** start Supplied records **

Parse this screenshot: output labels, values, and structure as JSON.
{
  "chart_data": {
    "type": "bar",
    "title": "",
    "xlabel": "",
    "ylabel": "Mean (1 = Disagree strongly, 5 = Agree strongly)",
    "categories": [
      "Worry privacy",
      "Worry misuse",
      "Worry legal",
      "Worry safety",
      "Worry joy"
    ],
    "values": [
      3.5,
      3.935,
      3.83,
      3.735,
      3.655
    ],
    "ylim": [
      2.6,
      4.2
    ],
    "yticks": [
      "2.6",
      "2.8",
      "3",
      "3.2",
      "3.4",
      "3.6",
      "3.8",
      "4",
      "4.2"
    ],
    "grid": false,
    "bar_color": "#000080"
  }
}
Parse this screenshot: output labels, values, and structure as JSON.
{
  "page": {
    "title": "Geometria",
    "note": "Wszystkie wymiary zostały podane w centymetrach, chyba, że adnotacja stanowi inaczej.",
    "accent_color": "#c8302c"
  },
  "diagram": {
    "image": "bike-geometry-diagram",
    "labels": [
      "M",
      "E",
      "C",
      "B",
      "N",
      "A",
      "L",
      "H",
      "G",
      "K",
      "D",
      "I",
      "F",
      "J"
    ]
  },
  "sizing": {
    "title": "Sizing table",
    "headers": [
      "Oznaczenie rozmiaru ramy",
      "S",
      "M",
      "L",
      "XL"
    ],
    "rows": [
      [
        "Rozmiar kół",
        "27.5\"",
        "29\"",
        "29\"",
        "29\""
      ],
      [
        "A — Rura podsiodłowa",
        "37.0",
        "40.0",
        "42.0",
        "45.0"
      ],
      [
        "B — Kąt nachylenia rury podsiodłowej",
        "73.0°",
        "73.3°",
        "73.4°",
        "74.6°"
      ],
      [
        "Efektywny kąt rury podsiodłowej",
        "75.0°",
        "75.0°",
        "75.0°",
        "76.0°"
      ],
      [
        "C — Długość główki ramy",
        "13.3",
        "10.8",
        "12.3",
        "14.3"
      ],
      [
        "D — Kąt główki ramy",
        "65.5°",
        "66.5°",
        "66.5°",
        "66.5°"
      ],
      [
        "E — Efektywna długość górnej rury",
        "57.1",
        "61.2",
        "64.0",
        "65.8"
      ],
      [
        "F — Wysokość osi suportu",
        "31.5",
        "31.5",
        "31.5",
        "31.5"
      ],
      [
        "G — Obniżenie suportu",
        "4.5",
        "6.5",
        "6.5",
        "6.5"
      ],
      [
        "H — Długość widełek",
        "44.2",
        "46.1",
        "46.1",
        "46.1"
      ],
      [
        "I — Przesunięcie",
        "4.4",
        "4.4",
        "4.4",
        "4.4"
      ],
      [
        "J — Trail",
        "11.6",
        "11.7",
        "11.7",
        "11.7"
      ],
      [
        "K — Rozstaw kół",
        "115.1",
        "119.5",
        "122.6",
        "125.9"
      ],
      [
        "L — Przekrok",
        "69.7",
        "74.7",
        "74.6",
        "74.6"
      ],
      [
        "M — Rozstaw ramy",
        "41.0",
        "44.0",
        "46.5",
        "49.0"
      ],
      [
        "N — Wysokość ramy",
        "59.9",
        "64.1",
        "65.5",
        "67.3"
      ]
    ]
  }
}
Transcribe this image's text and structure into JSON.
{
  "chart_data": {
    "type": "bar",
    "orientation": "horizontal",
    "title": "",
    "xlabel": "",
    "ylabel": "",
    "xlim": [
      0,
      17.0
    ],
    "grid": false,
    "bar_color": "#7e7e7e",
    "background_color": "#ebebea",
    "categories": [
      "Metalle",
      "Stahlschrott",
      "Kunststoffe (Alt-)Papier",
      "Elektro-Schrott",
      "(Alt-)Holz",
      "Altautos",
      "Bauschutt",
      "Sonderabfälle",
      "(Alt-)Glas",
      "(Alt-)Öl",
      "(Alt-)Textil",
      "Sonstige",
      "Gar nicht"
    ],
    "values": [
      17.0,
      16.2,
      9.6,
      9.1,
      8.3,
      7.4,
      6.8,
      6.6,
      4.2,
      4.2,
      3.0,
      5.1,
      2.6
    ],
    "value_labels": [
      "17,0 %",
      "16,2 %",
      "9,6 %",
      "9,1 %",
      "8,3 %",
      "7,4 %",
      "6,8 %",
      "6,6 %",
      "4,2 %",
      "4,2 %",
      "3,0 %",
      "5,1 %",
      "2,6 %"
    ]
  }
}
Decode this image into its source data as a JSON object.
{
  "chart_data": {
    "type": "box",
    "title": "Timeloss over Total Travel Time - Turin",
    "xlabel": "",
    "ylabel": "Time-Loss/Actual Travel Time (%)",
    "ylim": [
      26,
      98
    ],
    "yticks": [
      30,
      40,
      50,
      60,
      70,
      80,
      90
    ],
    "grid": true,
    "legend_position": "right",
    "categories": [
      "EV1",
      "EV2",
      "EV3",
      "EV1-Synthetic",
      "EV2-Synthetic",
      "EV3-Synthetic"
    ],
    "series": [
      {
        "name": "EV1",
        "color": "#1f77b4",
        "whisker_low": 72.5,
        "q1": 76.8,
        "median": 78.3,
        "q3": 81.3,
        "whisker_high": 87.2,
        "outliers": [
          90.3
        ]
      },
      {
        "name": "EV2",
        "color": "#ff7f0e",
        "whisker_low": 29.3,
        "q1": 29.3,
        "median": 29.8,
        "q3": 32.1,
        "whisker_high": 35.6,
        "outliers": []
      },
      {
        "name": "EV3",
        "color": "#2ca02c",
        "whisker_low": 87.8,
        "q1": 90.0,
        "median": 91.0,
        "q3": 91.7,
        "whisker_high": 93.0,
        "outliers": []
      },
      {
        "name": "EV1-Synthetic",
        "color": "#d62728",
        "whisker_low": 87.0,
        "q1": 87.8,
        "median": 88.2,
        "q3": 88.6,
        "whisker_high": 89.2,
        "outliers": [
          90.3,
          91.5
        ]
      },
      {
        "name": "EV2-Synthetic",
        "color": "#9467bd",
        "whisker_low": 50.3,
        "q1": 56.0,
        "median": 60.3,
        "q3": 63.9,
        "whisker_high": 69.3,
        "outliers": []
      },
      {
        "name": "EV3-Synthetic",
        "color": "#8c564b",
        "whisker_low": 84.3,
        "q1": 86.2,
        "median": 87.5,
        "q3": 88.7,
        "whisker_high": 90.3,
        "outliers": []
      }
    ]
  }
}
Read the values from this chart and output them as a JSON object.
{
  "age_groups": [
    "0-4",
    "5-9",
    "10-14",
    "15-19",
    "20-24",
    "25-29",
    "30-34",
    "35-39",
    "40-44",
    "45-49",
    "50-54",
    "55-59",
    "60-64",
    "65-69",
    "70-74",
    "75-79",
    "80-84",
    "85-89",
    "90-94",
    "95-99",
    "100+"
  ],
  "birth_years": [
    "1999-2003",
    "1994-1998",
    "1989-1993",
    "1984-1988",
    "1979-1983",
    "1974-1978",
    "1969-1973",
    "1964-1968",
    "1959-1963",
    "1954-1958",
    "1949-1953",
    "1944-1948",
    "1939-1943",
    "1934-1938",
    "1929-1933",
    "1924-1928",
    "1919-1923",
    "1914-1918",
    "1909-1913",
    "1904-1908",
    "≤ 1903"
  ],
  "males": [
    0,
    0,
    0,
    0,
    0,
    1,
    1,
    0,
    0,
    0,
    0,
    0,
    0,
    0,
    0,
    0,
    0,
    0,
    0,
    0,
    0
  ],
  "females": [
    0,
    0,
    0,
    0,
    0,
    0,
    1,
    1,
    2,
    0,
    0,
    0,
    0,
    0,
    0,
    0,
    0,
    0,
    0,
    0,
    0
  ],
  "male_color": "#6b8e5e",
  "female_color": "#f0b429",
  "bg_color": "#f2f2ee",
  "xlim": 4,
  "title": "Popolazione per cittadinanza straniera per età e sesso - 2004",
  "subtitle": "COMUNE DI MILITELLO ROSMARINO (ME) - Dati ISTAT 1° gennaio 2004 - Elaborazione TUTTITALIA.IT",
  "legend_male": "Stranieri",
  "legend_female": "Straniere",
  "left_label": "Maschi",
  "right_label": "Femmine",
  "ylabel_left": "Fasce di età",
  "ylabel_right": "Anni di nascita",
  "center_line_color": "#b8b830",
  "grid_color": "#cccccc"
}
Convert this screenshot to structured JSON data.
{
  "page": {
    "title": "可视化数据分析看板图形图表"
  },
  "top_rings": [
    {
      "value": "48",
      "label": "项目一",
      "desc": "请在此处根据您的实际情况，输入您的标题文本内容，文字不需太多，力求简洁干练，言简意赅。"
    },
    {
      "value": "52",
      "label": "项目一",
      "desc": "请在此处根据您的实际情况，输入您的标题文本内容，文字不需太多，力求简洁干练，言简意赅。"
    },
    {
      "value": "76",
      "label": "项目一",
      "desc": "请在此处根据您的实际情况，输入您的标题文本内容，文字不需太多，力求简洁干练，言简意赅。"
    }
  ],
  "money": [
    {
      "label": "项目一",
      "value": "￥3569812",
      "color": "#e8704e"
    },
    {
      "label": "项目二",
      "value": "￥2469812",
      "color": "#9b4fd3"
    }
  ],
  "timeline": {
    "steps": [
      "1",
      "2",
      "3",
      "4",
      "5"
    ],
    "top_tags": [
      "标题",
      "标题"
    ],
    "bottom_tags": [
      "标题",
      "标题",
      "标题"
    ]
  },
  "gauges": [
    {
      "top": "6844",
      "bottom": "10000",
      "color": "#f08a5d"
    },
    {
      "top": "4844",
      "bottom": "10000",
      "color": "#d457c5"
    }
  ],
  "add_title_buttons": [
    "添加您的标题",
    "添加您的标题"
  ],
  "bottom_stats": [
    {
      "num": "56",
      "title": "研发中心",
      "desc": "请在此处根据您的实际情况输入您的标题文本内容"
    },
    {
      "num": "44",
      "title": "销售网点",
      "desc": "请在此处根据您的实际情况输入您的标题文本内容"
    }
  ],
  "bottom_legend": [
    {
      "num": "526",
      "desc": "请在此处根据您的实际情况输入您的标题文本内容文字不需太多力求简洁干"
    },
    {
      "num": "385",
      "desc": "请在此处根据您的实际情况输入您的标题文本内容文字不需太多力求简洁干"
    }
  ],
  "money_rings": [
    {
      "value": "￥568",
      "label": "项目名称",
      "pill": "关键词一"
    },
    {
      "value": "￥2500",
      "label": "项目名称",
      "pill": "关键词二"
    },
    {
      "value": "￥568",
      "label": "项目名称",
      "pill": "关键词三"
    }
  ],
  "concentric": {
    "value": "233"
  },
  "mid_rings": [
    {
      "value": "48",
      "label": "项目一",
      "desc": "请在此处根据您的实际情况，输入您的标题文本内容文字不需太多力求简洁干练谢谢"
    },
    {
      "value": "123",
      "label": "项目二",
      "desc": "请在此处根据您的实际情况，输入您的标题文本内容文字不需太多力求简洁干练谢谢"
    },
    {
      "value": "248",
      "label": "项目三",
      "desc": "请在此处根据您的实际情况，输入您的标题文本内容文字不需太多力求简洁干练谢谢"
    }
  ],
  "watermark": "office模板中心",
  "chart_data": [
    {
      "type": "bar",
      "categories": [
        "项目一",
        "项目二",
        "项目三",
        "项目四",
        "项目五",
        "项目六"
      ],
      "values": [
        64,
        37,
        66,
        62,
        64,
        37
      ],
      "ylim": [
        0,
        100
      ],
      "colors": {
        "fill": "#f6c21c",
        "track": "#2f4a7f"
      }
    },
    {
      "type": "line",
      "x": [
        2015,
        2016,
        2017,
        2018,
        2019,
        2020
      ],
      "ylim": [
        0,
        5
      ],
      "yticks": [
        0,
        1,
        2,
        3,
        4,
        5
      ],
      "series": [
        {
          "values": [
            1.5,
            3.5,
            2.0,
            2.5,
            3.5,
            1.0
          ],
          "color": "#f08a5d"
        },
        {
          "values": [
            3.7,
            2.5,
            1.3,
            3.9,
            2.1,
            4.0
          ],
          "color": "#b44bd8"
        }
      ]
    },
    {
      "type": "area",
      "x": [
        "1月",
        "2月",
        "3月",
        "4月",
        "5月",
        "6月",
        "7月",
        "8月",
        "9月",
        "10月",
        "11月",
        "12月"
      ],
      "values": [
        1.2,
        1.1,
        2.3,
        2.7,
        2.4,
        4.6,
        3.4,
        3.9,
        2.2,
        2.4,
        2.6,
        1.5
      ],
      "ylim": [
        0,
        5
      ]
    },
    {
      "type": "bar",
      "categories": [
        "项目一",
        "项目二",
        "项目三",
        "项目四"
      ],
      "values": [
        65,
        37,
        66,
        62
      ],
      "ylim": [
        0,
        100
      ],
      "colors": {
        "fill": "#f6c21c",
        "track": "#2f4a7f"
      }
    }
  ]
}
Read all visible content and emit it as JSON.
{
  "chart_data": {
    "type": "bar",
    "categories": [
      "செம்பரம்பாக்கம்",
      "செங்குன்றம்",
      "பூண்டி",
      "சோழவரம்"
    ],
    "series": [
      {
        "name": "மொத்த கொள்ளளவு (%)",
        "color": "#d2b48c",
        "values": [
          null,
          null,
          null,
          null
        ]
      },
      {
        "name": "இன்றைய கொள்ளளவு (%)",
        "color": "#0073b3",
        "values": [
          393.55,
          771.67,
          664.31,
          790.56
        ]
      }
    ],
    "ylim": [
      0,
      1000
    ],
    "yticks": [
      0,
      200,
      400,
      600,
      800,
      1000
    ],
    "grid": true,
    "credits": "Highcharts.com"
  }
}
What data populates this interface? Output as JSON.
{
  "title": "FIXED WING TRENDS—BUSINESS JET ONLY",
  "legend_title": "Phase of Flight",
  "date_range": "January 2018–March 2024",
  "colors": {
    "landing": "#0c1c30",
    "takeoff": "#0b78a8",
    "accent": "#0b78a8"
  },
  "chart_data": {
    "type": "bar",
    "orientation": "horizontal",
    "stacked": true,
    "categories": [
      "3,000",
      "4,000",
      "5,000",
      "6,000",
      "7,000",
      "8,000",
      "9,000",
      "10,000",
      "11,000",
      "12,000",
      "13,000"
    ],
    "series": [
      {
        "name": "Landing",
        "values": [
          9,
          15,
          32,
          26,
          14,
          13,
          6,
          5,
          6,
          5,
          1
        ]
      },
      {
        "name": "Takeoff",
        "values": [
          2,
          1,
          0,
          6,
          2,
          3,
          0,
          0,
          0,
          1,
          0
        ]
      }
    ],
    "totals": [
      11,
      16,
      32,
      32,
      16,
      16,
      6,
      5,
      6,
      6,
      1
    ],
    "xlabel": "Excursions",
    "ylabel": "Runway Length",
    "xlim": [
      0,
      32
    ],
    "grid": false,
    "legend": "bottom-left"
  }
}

** end Supplied records **

**Problem requirements:** Count each line where the string "rury" occurs, and write only the number.

**Reply to the task:** 3